Short problem: Gather up every line that includes the string "Control".

Data for the task:
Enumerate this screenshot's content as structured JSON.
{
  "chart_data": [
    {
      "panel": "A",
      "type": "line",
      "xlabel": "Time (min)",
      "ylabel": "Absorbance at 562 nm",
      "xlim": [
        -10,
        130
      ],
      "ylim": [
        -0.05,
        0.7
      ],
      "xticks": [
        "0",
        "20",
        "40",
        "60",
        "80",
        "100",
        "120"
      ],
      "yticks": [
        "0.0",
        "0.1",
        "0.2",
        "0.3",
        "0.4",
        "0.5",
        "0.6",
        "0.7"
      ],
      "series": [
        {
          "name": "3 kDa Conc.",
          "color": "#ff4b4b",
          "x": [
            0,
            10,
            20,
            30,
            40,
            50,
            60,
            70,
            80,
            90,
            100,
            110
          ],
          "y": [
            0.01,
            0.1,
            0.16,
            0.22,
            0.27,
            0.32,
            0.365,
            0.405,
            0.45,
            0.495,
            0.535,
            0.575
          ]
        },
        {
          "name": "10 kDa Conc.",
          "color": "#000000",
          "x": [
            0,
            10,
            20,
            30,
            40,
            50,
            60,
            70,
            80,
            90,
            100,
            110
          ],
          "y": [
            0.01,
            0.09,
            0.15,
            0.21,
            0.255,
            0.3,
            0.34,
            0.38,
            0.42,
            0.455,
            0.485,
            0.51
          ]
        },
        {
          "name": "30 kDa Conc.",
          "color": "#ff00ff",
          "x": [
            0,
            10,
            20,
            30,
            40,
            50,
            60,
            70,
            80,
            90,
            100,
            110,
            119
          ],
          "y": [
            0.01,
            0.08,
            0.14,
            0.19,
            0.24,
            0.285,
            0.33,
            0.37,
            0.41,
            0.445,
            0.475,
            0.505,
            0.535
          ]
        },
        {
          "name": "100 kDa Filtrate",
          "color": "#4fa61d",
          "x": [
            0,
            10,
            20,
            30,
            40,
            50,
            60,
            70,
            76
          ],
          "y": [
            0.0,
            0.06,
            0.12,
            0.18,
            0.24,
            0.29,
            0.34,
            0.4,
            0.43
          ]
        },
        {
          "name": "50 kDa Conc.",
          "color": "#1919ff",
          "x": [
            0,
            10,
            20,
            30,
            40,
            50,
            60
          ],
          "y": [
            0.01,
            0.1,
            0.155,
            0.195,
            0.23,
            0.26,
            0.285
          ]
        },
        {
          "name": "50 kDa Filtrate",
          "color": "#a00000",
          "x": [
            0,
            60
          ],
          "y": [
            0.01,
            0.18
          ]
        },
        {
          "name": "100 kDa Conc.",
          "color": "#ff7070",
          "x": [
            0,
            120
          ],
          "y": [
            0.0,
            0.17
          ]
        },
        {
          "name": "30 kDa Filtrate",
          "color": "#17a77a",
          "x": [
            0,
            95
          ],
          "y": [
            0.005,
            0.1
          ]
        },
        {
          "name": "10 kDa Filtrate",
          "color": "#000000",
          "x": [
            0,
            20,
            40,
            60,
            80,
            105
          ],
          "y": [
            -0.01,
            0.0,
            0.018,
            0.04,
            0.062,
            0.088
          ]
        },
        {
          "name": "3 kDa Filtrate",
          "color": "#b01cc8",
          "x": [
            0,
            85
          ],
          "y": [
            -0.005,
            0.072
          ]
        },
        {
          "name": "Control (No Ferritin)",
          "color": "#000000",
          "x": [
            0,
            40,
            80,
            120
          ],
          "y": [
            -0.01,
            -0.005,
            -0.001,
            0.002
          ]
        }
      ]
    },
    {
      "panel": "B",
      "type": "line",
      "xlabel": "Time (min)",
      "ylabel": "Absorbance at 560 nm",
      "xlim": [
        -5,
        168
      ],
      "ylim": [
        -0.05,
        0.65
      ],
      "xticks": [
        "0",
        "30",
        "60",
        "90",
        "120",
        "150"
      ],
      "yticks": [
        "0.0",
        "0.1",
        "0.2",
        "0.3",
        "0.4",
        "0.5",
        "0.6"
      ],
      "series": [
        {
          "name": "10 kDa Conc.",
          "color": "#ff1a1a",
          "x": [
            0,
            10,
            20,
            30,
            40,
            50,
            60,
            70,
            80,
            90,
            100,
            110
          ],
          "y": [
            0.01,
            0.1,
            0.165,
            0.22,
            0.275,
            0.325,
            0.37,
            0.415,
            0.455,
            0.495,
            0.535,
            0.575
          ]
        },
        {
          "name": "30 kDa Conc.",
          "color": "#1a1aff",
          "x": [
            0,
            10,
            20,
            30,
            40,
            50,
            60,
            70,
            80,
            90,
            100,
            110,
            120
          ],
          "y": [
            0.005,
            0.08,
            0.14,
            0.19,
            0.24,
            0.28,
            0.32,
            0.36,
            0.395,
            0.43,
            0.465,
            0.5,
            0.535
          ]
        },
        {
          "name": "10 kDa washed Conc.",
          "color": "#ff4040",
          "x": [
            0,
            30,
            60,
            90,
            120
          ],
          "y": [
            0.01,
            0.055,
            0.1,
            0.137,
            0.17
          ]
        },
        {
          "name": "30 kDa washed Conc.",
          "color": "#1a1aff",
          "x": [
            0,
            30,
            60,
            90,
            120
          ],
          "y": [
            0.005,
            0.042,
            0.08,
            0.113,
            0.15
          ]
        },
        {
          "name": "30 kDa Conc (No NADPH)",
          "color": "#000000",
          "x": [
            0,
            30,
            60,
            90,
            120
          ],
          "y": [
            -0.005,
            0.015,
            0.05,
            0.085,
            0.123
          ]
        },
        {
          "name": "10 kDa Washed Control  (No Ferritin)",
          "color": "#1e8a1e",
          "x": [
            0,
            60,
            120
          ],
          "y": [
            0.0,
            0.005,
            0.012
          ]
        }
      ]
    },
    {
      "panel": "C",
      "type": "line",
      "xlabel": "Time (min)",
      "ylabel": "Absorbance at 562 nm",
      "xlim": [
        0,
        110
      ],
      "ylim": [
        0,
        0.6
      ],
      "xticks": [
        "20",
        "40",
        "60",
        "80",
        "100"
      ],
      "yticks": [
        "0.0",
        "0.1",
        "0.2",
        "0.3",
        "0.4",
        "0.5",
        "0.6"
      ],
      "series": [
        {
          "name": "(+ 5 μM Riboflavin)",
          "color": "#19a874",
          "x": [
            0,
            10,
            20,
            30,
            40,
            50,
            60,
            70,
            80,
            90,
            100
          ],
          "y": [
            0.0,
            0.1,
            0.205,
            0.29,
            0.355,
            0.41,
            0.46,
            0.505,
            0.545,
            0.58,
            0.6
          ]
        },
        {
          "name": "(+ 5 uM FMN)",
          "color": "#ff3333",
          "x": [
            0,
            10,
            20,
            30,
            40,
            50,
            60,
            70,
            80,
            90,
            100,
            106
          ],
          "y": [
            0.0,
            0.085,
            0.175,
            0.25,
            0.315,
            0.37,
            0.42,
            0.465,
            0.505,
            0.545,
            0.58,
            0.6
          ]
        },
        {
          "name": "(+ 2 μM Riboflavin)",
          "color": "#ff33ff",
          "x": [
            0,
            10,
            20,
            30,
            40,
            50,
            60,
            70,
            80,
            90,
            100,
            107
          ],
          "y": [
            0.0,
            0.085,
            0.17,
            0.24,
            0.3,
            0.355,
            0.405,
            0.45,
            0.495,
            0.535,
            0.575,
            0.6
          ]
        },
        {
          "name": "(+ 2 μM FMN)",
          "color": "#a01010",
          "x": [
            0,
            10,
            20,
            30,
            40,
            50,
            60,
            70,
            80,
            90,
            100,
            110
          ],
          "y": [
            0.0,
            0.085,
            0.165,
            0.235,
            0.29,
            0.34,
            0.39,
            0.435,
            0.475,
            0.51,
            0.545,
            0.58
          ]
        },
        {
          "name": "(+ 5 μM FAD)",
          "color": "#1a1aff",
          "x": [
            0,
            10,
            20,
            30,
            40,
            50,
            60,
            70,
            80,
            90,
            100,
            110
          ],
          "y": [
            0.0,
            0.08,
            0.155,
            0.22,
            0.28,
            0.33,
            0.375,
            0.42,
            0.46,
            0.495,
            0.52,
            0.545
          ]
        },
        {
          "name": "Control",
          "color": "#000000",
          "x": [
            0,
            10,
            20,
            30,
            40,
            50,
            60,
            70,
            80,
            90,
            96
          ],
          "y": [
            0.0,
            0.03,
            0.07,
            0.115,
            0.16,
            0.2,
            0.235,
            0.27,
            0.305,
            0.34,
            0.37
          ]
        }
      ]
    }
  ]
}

Solution below:
          "name": "Control (No Ferritin)",
          "name": "10 kDa Washed Control  (No Ferritin)",
          "name": "Control",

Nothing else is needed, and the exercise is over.